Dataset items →
^^^^^^^^
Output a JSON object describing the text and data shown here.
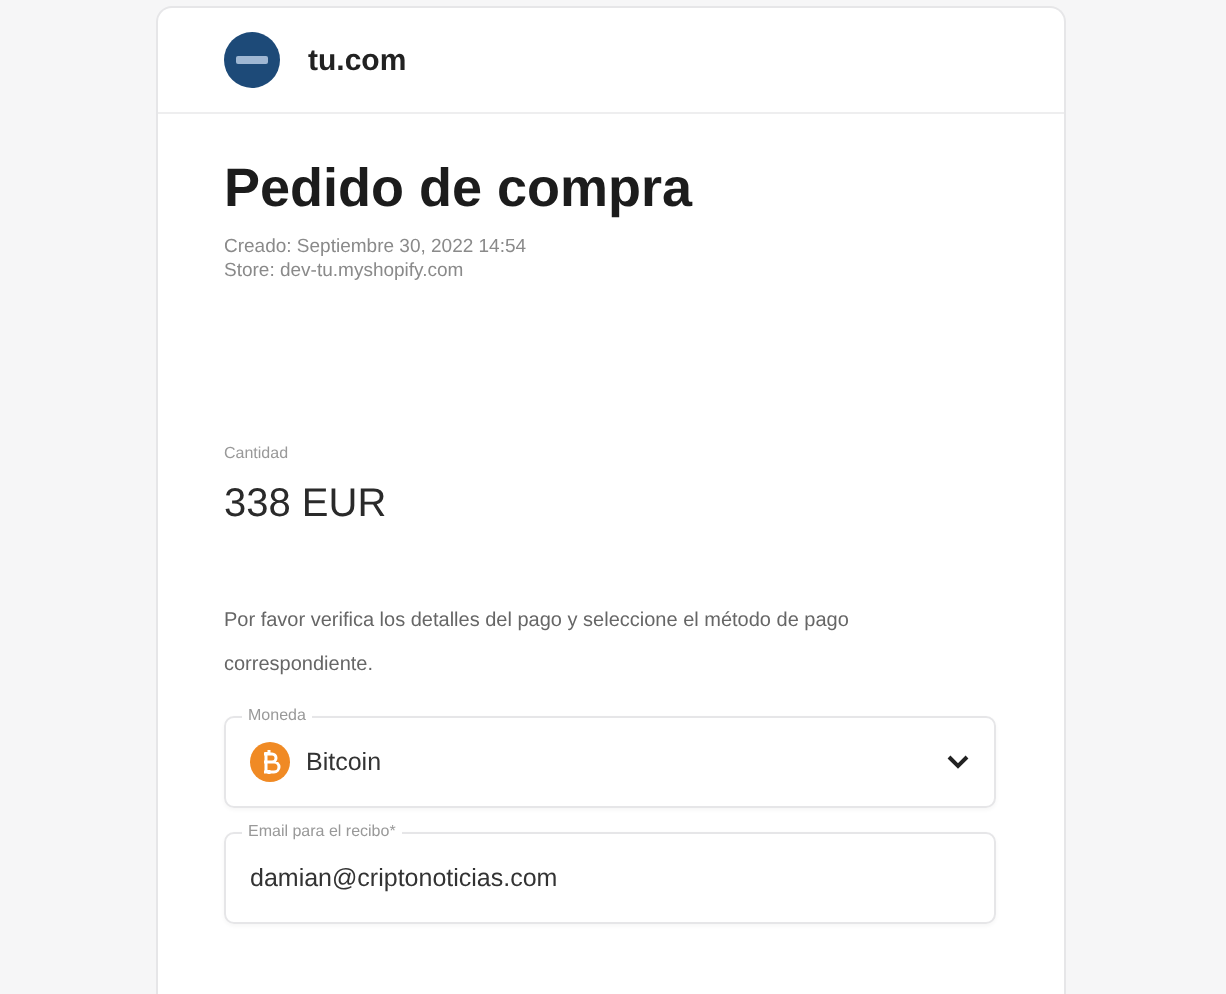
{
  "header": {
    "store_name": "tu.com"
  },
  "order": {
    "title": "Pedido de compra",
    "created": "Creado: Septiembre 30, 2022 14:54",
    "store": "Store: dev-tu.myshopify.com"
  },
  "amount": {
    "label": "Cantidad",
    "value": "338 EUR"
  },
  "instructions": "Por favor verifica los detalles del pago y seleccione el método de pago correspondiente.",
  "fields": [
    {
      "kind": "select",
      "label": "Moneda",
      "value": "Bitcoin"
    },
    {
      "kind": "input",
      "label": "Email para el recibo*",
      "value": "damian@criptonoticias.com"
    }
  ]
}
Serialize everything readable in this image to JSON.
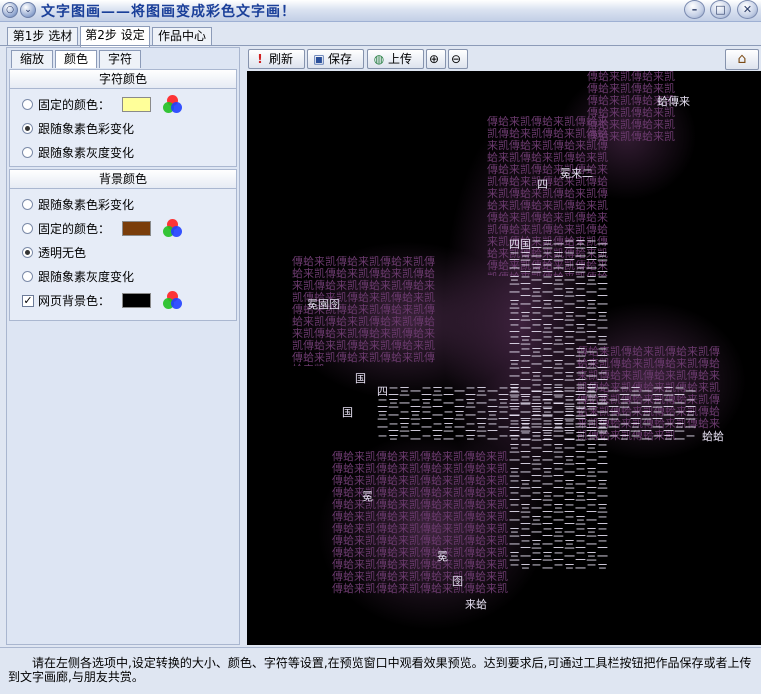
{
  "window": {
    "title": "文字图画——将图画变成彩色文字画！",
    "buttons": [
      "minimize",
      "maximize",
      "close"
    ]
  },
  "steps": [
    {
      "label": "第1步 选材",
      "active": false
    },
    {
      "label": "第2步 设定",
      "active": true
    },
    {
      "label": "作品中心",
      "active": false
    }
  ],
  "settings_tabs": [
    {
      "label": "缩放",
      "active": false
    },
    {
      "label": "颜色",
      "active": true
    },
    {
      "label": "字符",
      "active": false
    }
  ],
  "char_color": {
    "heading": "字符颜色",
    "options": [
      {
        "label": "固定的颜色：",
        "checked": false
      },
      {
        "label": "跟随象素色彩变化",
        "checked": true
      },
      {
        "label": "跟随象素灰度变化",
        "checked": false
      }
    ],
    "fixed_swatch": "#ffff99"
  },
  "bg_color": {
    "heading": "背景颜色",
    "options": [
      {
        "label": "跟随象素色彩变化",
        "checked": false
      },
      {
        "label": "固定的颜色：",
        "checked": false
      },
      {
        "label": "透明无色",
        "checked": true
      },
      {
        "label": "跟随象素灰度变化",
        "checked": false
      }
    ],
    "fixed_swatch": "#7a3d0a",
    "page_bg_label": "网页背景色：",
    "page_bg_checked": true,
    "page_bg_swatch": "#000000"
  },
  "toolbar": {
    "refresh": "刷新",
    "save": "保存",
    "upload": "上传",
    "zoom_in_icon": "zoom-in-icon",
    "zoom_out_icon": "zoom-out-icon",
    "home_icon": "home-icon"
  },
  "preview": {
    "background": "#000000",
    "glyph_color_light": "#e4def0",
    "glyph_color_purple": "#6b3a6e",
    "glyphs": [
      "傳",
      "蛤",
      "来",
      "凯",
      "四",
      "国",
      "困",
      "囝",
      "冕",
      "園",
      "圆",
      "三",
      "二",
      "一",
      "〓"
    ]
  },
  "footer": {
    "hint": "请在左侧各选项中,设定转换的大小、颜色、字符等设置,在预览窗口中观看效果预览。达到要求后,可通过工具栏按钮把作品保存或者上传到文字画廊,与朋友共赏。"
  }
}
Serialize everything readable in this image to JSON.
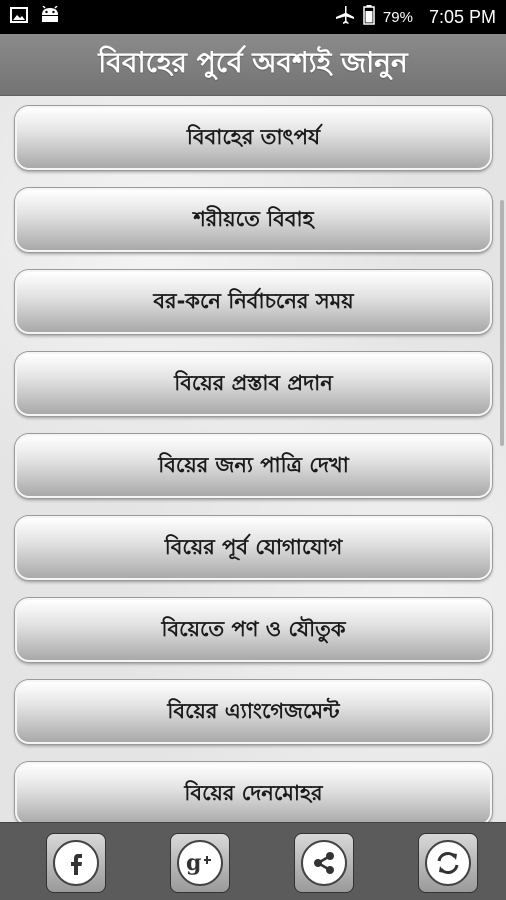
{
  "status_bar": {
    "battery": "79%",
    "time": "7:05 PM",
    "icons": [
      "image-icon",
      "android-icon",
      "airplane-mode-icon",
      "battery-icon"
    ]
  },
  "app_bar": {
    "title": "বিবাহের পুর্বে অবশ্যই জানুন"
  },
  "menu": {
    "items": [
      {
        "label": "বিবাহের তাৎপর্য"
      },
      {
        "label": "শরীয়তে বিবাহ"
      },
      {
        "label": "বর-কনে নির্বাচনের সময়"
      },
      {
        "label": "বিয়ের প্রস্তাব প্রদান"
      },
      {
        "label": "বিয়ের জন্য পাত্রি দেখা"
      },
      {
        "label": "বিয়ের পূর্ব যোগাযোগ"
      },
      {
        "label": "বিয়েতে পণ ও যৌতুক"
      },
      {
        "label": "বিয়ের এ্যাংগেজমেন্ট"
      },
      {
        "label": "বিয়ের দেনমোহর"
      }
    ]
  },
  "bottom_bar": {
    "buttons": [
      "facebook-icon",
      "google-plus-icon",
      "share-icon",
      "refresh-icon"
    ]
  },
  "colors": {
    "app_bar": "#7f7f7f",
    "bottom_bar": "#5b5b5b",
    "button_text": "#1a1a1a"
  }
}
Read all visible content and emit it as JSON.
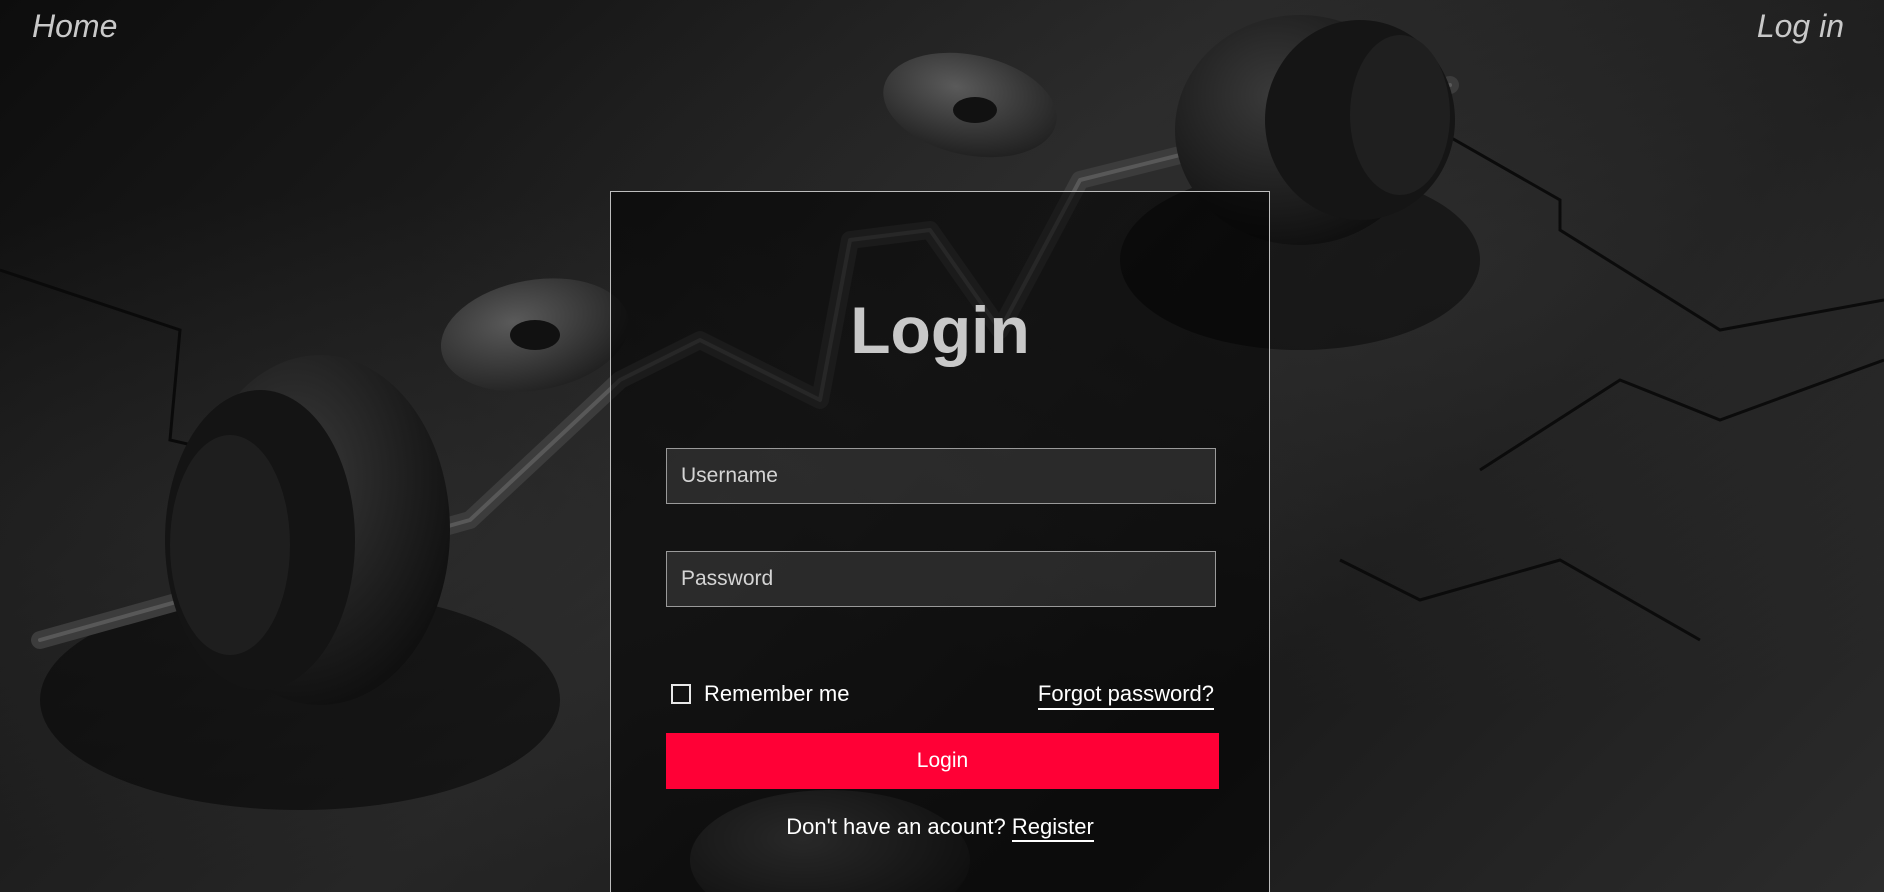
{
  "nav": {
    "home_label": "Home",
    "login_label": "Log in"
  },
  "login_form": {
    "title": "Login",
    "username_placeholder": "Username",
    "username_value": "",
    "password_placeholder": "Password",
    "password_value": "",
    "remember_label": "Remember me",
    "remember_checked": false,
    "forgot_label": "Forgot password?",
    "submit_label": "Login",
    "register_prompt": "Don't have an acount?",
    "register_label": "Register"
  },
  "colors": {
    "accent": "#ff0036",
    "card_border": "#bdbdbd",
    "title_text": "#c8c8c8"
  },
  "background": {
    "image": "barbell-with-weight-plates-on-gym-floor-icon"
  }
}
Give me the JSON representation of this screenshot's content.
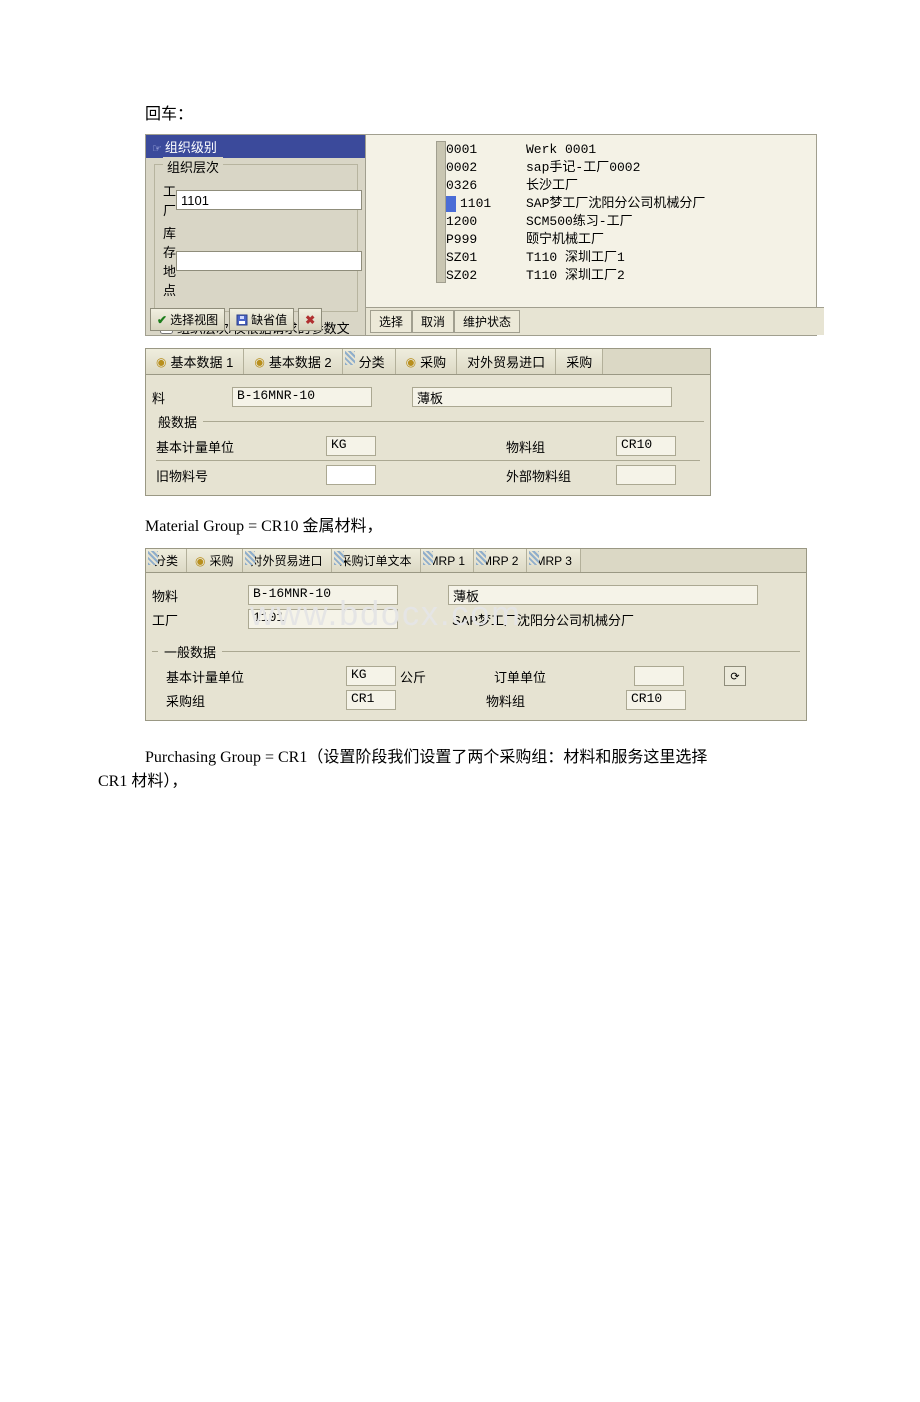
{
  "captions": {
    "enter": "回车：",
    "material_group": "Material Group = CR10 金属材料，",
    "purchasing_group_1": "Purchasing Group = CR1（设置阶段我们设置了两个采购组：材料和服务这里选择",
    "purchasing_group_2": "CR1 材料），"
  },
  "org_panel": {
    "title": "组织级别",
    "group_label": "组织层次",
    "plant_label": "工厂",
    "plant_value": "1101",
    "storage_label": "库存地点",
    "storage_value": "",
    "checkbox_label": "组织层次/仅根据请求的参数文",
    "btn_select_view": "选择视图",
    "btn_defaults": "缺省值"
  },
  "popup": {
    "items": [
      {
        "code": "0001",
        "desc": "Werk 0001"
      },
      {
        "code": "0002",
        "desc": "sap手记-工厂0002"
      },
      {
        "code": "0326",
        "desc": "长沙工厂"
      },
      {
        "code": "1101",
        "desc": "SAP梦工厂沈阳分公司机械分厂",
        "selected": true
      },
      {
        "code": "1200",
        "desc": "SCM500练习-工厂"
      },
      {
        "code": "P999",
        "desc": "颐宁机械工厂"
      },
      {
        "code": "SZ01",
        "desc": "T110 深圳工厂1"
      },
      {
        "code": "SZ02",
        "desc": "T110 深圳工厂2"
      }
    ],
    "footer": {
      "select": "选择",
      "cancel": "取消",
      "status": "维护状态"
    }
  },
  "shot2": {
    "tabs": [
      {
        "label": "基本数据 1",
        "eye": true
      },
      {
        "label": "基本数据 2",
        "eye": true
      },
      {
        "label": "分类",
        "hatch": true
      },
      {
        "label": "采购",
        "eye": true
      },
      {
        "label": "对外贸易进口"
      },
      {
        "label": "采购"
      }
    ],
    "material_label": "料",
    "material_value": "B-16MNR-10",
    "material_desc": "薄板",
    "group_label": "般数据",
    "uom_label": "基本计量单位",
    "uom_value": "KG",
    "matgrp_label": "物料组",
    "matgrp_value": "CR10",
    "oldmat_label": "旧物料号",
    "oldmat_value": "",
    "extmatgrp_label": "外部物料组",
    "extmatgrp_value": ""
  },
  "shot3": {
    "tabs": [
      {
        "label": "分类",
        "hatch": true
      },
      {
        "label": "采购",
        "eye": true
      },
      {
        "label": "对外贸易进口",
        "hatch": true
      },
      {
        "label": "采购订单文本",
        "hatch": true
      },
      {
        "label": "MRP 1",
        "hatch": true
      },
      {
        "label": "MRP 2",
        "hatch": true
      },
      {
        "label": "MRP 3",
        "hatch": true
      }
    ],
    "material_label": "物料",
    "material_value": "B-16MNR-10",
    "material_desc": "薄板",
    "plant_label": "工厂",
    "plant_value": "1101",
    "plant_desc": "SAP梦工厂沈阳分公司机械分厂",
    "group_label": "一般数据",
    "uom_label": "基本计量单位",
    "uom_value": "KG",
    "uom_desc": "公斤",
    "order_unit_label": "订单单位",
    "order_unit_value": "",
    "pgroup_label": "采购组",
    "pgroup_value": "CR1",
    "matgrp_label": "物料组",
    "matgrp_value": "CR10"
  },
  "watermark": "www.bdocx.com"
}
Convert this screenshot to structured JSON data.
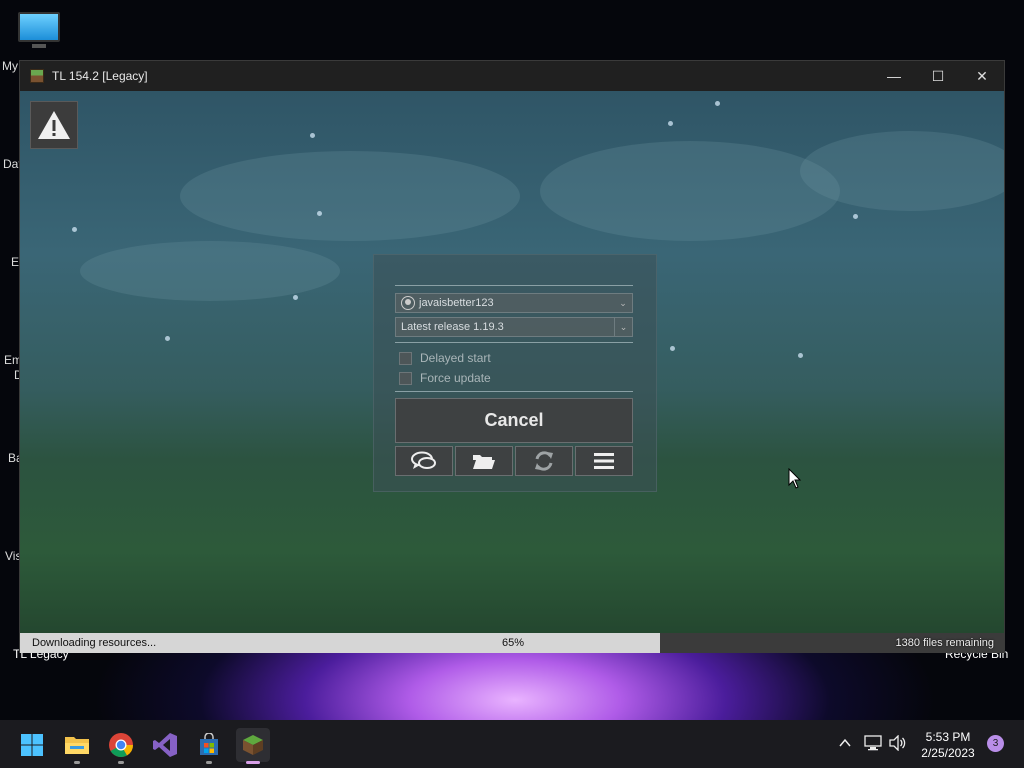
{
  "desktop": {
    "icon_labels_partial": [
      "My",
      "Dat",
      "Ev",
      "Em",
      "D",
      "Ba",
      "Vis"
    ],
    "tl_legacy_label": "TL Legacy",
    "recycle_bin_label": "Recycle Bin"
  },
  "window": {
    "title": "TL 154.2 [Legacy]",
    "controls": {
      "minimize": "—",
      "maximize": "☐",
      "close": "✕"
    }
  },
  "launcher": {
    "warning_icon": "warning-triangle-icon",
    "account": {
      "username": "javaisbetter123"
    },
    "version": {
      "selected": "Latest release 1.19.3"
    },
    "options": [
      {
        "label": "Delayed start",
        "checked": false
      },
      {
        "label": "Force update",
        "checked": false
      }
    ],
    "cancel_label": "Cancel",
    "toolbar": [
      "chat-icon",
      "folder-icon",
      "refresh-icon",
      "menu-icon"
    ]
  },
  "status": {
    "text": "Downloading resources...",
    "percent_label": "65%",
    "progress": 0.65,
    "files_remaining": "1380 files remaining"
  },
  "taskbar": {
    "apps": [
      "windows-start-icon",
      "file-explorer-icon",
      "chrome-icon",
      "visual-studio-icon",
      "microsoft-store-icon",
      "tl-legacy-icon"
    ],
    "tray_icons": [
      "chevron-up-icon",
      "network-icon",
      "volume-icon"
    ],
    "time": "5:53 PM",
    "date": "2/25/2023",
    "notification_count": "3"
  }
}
^^^^^^^^
TASK DIRECTIONS →
How many of the lines above contain the string "JSON"? Give the number only.

WRITTEN ANSWER →
6